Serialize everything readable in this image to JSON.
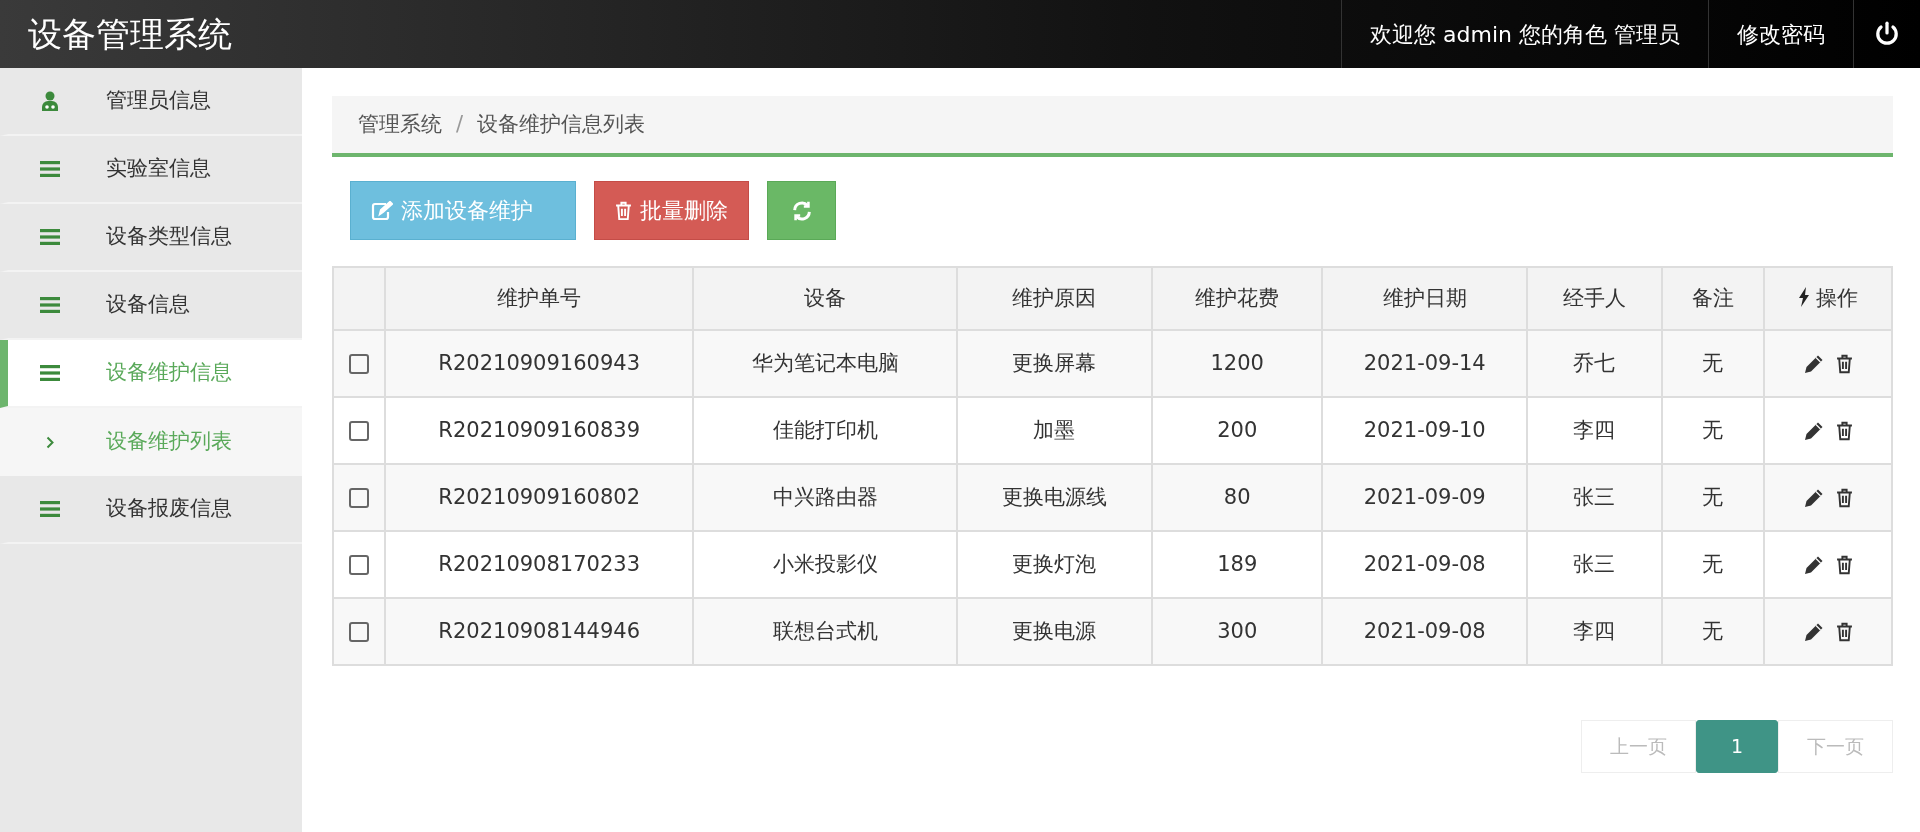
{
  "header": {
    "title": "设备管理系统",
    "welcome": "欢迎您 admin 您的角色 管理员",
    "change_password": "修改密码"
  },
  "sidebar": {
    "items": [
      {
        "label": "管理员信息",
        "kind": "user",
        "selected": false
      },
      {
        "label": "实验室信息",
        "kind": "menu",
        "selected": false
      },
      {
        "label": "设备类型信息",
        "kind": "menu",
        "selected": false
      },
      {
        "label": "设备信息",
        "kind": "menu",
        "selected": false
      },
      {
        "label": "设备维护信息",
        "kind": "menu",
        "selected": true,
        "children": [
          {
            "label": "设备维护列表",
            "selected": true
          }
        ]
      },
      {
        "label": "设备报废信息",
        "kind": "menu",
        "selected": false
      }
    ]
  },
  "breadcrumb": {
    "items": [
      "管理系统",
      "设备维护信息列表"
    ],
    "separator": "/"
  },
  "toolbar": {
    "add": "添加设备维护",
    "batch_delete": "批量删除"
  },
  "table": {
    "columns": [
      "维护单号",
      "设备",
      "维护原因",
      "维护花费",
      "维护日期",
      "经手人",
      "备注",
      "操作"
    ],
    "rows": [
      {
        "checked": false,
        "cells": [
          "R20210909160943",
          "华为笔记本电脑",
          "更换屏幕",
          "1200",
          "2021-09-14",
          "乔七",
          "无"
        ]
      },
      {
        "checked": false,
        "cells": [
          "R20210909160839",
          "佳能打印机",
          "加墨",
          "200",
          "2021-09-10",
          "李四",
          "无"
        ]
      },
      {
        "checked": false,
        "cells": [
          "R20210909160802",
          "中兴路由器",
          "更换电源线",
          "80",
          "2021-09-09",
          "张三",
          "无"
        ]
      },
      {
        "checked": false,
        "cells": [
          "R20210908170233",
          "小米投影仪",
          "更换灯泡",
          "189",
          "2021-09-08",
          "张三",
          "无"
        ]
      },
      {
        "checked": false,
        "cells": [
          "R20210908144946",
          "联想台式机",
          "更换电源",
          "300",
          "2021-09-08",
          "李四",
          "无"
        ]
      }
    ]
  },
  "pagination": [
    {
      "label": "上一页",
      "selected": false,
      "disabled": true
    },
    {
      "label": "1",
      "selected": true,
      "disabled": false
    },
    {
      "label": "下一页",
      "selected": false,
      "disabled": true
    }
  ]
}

::::::

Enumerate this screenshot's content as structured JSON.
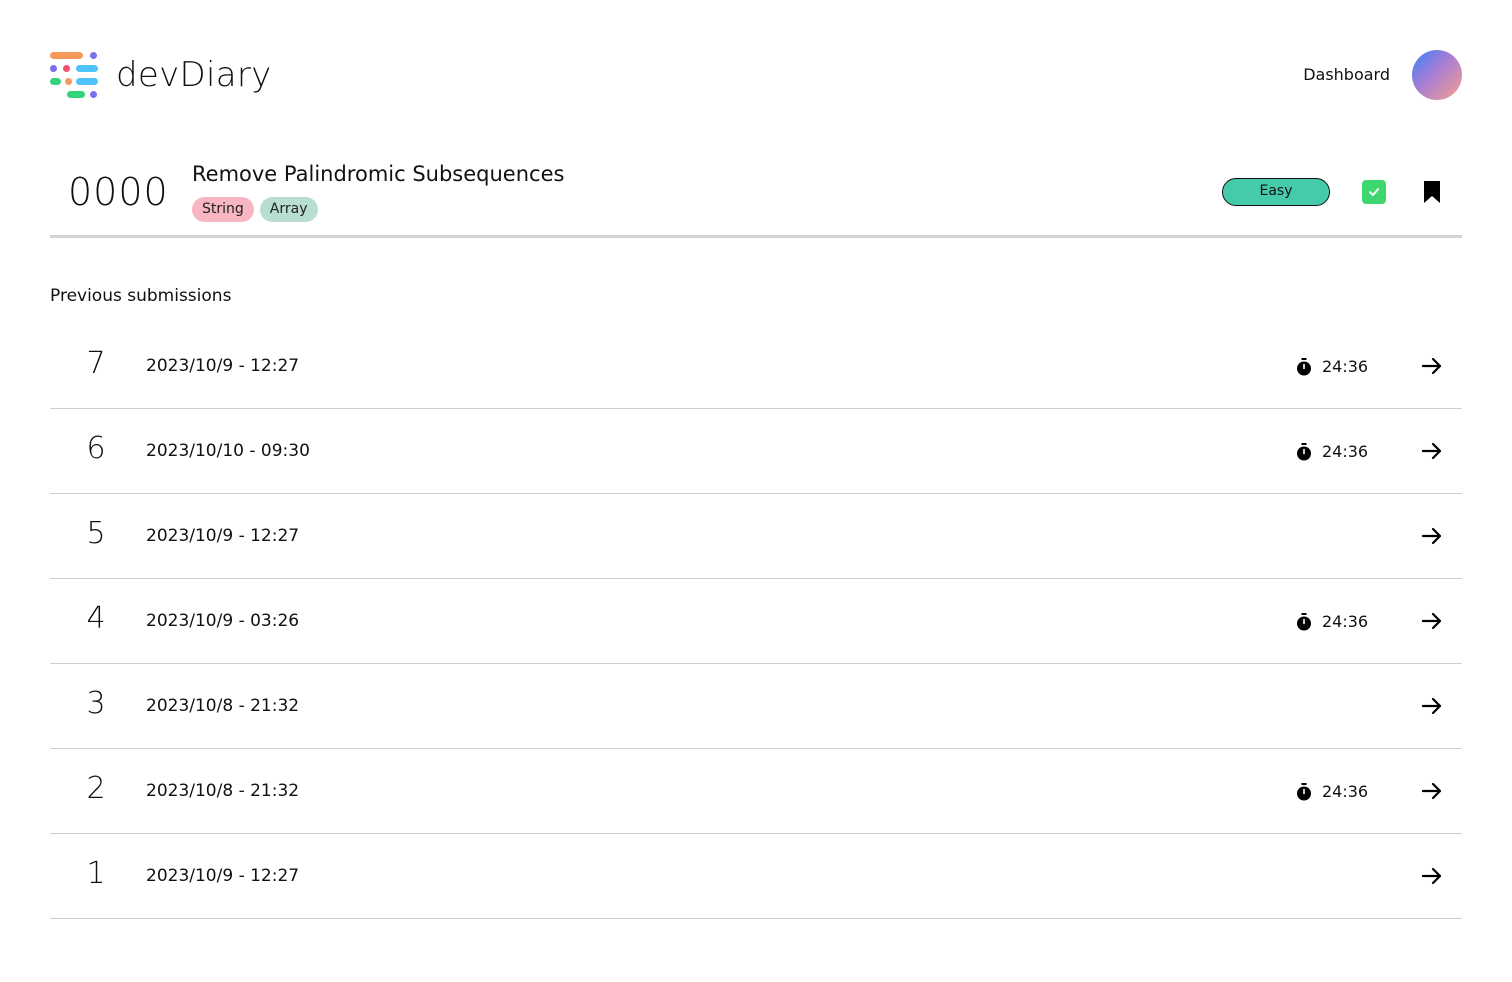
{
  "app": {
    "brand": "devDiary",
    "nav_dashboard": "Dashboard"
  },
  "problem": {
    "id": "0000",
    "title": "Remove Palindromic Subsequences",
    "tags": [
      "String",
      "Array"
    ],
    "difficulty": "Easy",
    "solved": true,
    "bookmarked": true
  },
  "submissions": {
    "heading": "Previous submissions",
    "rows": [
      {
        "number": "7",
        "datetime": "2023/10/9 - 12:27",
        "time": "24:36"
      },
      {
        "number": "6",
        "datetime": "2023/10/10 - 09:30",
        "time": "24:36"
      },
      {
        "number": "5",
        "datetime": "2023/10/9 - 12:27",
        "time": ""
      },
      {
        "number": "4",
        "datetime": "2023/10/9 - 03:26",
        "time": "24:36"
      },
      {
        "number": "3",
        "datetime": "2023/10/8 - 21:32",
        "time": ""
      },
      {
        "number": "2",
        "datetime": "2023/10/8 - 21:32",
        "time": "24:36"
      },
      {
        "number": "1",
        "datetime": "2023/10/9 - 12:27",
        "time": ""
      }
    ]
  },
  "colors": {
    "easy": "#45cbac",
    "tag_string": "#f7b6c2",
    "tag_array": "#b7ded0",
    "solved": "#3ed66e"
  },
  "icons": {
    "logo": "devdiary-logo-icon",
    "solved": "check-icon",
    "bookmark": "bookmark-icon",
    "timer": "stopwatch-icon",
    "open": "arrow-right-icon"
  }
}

::::::

What is needed ::
Tell how many lines in the material contain the word "this". Only the number is wanted.

Output of the task ::
2